Instruction :: Quote the whole listing word for word, please.

--- Begin Provided material ---

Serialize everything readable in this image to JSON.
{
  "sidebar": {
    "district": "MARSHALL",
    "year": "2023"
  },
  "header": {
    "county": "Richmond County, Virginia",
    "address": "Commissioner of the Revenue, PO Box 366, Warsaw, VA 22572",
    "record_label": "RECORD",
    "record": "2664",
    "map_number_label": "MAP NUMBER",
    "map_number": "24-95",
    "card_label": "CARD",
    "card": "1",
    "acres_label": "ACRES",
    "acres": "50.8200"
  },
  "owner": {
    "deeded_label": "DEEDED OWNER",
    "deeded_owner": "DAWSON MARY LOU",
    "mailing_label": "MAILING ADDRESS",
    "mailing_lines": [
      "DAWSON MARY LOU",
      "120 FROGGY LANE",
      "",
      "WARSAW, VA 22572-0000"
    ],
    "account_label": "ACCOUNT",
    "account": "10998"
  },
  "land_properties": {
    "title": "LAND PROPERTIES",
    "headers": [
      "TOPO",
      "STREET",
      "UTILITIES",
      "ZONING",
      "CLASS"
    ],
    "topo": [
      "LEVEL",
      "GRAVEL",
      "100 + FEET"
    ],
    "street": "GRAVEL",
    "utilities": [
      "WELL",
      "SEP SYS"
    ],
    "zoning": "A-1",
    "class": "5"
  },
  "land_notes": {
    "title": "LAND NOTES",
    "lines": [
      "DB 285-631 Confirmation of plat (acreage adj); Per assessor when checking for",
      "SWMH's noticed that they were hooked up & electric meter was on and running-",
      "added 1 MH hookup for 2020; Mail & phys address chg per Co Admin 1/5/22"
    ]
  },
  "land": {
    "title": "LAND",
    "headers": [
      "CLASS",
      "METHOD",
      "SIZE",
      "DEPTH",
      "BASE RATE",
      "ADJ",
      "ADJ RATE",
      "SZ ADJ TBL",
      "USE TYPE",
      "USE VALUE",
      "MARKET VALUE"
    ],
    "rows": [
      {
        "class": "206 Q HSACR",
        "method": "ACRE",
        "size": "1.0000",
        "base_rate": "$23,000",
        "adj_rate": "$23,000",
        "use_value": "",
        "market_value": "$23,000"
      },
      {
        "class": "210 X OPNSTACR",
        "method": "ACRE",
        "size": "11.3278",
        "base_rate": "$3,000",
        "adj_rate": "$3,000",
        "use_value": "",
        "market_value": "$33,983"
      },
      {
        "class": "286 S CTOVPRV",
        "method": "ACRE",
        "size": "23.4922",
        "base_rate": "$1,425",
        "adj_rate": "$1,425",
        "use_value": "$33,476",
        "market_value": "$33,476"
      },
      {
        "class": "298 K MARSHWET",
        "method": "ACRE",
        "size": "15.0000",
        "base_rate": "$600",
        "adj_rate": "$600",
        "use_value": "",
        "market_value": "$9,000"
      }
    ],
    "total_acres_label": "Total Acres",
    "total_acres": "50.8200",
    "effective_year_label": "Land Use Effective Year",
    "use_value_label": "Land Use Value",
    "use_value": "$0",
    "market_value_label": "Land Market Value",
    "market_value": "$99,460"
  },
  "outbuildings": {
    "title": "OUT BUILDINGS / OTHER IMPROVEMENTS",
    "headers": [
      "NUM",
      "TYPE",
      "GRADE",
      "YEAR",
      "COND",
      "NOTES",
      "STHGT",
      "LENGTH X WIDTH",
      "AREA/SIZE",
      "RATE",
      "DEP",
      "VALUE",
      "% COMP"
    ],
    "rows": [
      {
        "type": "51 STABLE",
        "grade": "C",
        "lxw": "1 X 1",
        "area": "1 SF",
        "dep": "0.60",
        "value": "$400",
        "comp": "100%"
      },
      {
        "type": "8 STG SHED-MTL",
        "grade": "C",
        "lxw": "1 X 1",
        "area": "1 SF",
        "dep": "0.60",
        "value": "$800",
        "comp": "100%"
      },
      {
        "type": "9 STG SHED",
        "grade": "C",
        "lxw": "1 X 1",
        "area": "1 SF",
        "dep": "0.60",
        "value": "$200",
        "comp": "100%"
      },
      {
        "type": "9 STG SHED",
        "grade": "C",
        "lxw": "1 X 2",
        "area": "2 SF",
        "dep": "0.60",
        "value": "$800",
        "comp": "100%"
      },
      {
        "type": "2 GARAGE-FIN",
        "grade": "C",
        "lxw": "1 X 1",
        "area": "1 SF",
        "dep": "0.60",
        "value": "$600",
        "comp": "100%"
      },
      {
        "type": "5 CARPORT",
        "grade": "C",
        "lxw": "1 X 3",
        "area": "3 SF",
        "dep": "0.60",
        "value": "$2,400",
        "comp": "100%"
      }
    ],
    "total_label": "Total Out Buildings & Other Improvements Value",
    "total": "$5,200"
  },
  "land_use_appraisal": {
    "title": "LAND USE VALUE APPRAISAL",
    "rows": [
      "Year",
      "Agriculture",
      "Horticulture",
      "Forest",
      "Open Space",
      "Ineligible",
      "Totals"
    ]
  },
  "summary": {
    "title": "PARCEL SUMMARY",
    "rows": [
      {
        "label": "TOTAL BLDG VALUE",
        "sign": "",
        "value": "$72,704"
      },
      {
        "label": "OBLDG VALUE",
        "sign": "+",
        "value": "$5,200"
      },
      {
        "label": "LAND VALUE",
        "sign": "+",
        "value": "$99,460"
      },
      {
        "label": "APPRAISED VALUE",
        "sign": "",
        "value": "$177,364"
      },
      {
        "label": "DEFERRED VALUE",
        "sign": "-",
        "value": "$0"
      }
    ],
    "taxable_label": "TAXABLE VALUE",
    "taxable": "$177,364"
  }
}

--- End Provided material ---

Solved exercise ::
Serialize everything readable in this image to JSON.
{
  "sidebar": {
    "district": "MARSHALL",
    "year": "2023"
  },
  "header": {
    "county": "Richmond County, Virginia",
    "address": "Commissioner of the Revenue, PO Box 366, Warsaw, VA 22572",
    "record_label": "RECORD",
    "record": "2664",
    "map_number_label": "MAP NUMBER",
    "map_number": "24-95",
    "card_label": "CARD",
    "card": "1",
    "acres_label": "ACRES",
    "acres": "50.8200"
  },
  "owner": {
    "deeded_label": "DEEDED OWNER",
    "deeded_owner": "DAWSON MARY LOU",
    "mailing_label": "MAILING ADDRESS",
    "mailing_lines": [
      "DAWSON MARY LOU",
      "120 FROGGY LANE",
      "",
      "WARSAW, VA 22572-0000"
    ],
    "account_label": "ACCOUNT",
    "account": "10998"
  },
  "land_properties": {
    "title": "LAND PROPERTIES",
    "headers": [
      "TOPO",
      "STREET",
      "UTILITIES",
      "ZONING",
      "CLASS"
    ],
    "topo": [
      "LEVEL",
      "GRAVEL",
      "100 + FEET"
    ],
    "street": "GRAVEL",
    "utilities": [
      "WELL",
      "SEP SYS"
    ],
    "zoning": "A-1",
    "class": "5"
  },
  "land_notes": {
    "title": "LAND NOTES",
    "lines": [
      "DB 285-631 Confirmation of plat (acreage adj); Per assessor when checking for",
      "SWMH's noticed that they were hooked up & electric meter was on and running-",
      "added 1 MH hookup for 2020; Mail & phys address chg per Co Admin 1/5/22"
    ]
  },
  "land": {
    "title": "LAND",
    "headers": [
      "CLASS",
      "METHOD",
      "SIZE",
      "DEPTH",
      "BASE RATE",
      "ADJ",
      "ADJ RATE",
      "SZ ADJ TBL",
      "USE TYPE",
      "USE VALUE",
      "MARKET VALUE"
    ],
    "rows": [
      {
        "class": "206 Q HSACR",
        "method": "ACRE",
        "size": "1.0000",
        "base_rate": "$23,000",
        "adj_rate": "$23,000",
        "use_value": "",
        "market_value": "$23,000"
      },
      {
        "class": "210 X OPNSTACR",
        "method": "ACRE",
        "size": "11.3278",
        "base_rate": "$3,000",
        "adj_rate": "$3,000",
        "use_value": "",
        "market_value": "$33,983"
      },
      {
        "class": "286 S CTOVPRV",
        "method": "ACRE",
        "size": "23.4922",
        "base_rate": "$1,425",
        "adj_rate": "$1,425",
        "use_value": "$33,476",
        "market_value": "$33,476"
      },
      {
        "class": "298 K MARSHWET",
        "method": "ACRE",
        "size": "15.0000",
        "base_rate": "$600",
        "adj_rate": "$600",
        "use_value": "",
        "market_value": "$9,000"
      }
    ],
    "total_acres_label": "Total Acres",
    "total_acres": "50.8200",
    "effective_year_label": "Land Use Effective Year",
    "use_value_label": "Land Use Value",
    "use_value": "$0",
    "market_value_label": "Land Market Value",
    "market_value": "$99,460"
  },
  "outbuildings": {
    "title": "OUT BUILDINGS / OTHER IMPROVEMENTS",
    "headers": [
      "NUM",
      "TYPE",
      "GRADE",
      "YEAR",
      "COND",
      "NOTES",
      "STHGT",
      "LENGTH X WIDTH",
      "AREA/SIZE",
      "RATE",
      "DEP",
      "VALUE",
      "% COMP"
    ],
    "rows": [
      {
        "type": "51 STABLE",
        "grade": "C",
        "lxw": "1 X 1",
        "area": "1 SF",
        "dep": "0.60",
        "value": "$400",
        "comp": "100%"
      },
      {
        "type": "8 STG SHED-MTL",
        "grade": "C",
        "lxw": "1 X 1",
        "area": "1 SF",
        "dep": "0.60",
        "value": "$800",
        "comp": "100%"
      },
      {
        "type": "9 STG SHED",
        "grade": "C",
        "lxw": "1 X 1",
        "area": "1 SF",
        "dep": "0.60",
        "value": "$200",
        "comp": "100%"
      },
      {
        "type": "9 STG SHED",
        "grade": "C",
        "lxw": "1 X 2",
        "area": "2 SF",
        "dep": "0.60",
        "value": "$800",
        "comp": "100%"
      },
      {
        "type": "2 GARAGE-FIN",
        "grade": "C",
        "lxw": "1 X 1",
        "area": "1 SF",
        "dep": "0.60",
        "value": "$600",
        "comp": "100%"
      },
      {
        "type": "5 CARPORT",
        "grade": "C",
        "lxw": "1 X 3",
        "area": "3 SF",
        "dep": "0.60",
        "value": "$2,400",
        "comp": "100%"
      }
    ],
    "total_label": "Total Out Buildings & Other Improvements Value",
    "total": "$5,200"
  },
  "land_use_appraisal": {
    "title": "LAND USE VALUE APPRAISAL",
    "rows": [
      "Year",
      "Agriculture",
      "Horticulture",
      "Forest",
      "Open Space",
      "Ineligible",
      "Totals"
    ]
  },
  "summary": {
    "title": "PARCEL SUMMARY",
    "rows": [
      {
        "label": "TOTAL BLDG VALUE",
        "sign": "",
        "value": "$72,704"
      },
      {
        "label": "OBLDG VALUE",
        "sign": "+",
        "value": "$5,200"
      },
      {
        "label": "LAND VALUE",
        "sign": "+",
        "value": "$99,460"
      },
      {
        "label": "APPRAISED VALUE",
        "sign": "",
        "value": "$177,364"
      },
      {
        "label": "DEFERRED VALUE",
        "sign": "-",
        "value": "$0"
      }
    ],
    "taxable_label": "TAXABLE VALUE",
    "taxable": "$177,364"
  }
}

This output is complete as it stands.